__TASK TO CARRY OUT__: Repeat the material exactly, leaving nothing out.

··· MATERIAL FOR THIS TASK

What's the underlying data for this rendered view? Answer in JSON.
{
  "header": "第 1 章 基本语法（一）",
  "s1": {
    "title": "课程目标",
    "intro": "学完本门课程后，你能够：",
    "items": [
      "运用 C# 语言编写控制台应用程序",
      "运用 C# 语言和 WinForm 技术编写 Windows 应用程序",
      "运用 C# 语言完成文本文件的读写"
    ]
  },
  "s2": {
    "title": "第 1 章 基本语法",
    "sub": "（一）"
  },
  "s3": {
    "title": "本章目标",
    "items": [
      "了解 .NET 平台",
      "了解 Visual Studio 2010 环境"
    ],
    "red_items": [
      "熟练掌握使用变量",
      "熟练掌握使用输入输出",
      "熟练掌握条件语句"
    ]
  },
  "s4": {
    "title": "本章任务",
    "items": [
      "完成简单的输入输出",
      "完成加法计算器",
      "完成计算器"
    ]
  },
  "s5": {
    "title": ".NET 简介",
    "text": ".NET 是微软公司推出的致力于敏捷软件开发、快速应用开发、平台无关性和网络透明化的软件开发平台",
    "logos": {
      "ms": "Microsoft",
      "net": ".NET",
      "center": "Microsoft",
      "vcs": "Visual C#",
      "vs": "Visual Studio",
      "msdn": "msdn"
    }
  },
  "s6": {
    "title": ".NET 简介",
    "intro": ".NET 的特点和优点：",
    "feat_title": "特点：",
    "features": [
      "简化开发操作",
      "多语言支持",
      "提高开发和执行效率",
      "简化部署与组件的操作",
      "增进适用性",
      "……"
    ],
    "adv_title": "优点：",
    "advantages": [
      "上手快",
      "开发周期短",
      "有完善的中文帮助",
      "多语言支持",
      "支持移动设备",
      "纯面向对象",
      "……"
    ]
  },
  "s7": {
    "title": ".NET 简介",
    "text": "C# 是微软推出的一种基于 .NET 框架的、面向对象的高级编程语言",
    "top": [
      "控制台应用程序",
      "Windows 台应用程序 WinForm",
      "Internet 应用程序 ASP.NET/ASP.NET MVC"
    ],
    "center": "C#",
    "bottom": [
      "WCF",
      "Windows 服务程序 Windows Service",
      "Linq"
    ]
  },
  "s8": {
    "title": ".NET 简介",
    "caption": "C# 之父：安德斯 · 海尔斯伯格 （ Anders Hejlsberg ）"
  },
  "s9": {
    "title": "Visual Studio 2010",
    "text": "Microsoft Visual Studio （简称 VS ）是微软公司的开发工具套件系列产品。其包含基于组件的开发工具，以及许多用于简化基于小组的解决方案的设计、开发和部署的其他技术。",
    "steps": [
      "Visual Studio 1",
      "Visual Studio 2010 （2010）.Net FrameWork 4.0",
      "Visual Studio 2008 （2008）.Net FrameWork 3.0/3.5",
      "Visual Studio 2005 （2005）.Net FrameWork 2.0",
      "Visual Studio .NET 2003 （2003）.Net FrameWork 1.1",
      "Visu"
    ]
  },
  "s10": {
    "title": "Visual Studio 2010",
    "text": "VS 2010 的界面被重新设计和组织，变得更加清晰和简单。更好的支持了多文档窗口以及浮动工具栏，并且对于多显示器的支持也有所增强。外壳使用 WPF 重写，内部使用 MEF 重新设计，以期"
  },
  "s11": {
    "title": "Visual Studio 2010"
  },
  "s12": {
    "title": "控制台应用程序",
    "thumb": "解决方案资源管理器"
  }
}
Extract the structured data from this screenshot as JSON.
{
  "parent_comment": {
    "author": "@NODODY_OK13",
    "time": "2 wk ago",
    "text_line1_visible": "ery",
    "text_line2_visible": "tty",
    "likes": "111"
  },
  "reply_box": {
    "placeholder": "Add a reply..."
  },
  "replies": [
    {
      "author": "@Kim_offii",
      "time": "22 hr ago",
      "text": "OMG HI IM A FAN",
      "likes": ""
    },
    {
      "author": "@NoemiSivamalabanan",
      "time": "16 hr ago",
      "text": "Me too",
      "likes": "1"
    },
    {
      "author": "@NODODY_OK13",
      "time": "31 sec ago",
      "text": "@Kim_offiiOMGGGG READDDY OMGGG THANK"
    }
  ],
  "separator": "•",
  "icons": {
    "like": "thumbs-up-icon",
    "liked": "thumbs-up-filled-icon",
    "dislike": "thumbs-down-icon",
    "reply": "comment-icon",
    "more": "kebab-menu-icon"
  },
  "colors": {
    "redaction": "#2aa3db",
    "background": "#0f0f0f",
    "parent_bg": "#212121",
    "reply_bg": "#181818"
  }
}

······

__COMPLETE RESPONSE__:
What's the underlying data for this rendered view? Answer in JSON.
{
  "header": "第 1 章 基本语法（一）",
  "s1": {
    "title": "课程目标",
    "intro": "学完本门课程后，你能够：",
    "items": [
      "运用 C# 语言编写控制台应用程序",
      "运用 C# 语言和 WinForm 技术编写 Windows 应用程序",
      "运用 C# 语言完成文本文件的读写"
    ]
  },
  "s2": {
    "title": "第 1 章 基本语法",
    "sub": "（一）"
  },
  "s3": {
    "title": "本章目标",
    "items": [
      "了解 .NET 平台",
      "了解 Visual Studio 2010 环境"
    ],
    "red_items": [
      "熟练掌握使用变量",
      "熟练掌握使用输入输出",
      "熟练掌握条件语句"
    ]
  },
  "s4": {
    "title": "本章任务",
    "items": [
      "完成简单的输入输出",
      "完成加法计算器",
      "完成计算器"
    ]
  },
  "s5": {
    "title": ".NET 简介",
    "text": ".NET 是微软公司推出的致力于敏捷软件开发、快速应用开发、平台无关性和网络透明化的软件开发平台",
    "logos": {
      "ms": "Microsoft",
      "net": ".NET",
      "center": "Microsoft",
      "vcs": "Visual C#",
      "vs": "Visual Studio",
      "msdn": "msdn"
    }
  },
  "s6": {
    "title": ".NET 简介",
    "intro": ".NET 的特点和优点：",
    "feat_title": "特点：",
    "features": [
      "简化开发操作",
      "多语言支持",
      "提高开发和执行效率",
      "简化部署与组件的操作",
      "增进适用性",
      "……"
    ],
    "adv_title": "优点：",
    "advantages": [
      "上手快",
      "开发周期短",
      "有完善的中文帮助",
      "多语言支持",
      "支持移动设备",
      "纯面向对象",
      "……"
    ]
  },
  "s7": {
    "title": ".NET 简介",
    "text": "C# 是微软推出的一种基于 .NET 框架的、面向对象的高级编程语言",
    "top": [
      "控制台应用程序",
      "Windows 台应用程序 WinForm",
      "Internet 应用程序 ASP.NET/ASP.NET MVC"
    ],
    "center": "C#",
    "bottom": [
      "WCF",
      "Windows 服务程序 Windows Service",
      "Linq"
    ]
  },
  "s8": {
    "title": ".NET 简介",
    "caption": "C# 之父：安德斯 · 海尔斯伯格 （ Anders Hejlsberg ）"
  },
  "s9": {
    "title": "Visual Studio 2010",
    "text": "Microsoft Visual Studio （简称 VS ）是微软公司的开发工具套件系列产品。其包含基于组件的开发工具，以及许多用于简化基于小组的解决方案的设计、开发和部署的其他技术。",
    "steps": [
      "Visual Studio 1",
      "Visual Studio 2010 （2010）.Net FrameWork 4.0",
      "Visual Studio 2008 （2008）.Net FrameWork 3.0/3.5",
      "Visual Studio 2005 （2005）.Net FrameWork 2.0",
      "Visual Studio .NET 2003 （2003）.Net FrameWork 1.1",
      "Visu"
    ]
  },
  "s10": {
    "title": "Visual Studio 2010",
    "text": "VS 2010 的界面被重新设计和组织，变得更加清晰和简单。更好的支持了多文档窗口以及浮动工具栏，并且对于多显示器的支持也有所增强。外壳使用 WPF 重写，内部使用 MEF 重新设计，以期"
  },
  "s11": {
    "title": "Visual Studio 2010"
  },
  "s12": {
    "title": "控制台应用程序",
    "thumb": "解决方案资源管理器"
  }
}
Extract the structured data from this screenshot as JSON.
{
  "parent_comment": {
    "author": "@NODODY_OK13",
    "time": "2 wk ago",
    "text_line1_visible": "ery",
    "text_line2_visible": "tty",
    "likes": "111"
  },
  "reply_box": {
    "placeholder": "Add a reply..."
  },
  "replies": [
    {
      "author": "@Kim_offii",
      "time": "22 hr ago",
      "text": "OMG HI IM A FAN",
      "likes": ""
    },
    {
      "author": "@NoemiSivamalabanan",
      "time": "16 hr ago",
      "text": "Me too",
      "likes": "1"
    },
    {
      "author": "@NODODY_OK13",
      "time": "31 sec ago",
      "text": "@Kim_offiiOMGGGG READDDY OMGGG THANK"
    }
  ],
  "separator": "•",
  "icons": {
    "like": "thumbs-up-icon",
    "liked": "thumbs-up-filled-icon",
    "dislike": "thumbs-down-icon",
    "reply": "comment-icon",
    "more": "kebab-menu-icon"
  },
  "colors": {
    "redaction": "#2aa3db",
    "background": "#0f0f0f",
    "parent_bg": "#212121",
    "reply_bg": "#181818"
  }
}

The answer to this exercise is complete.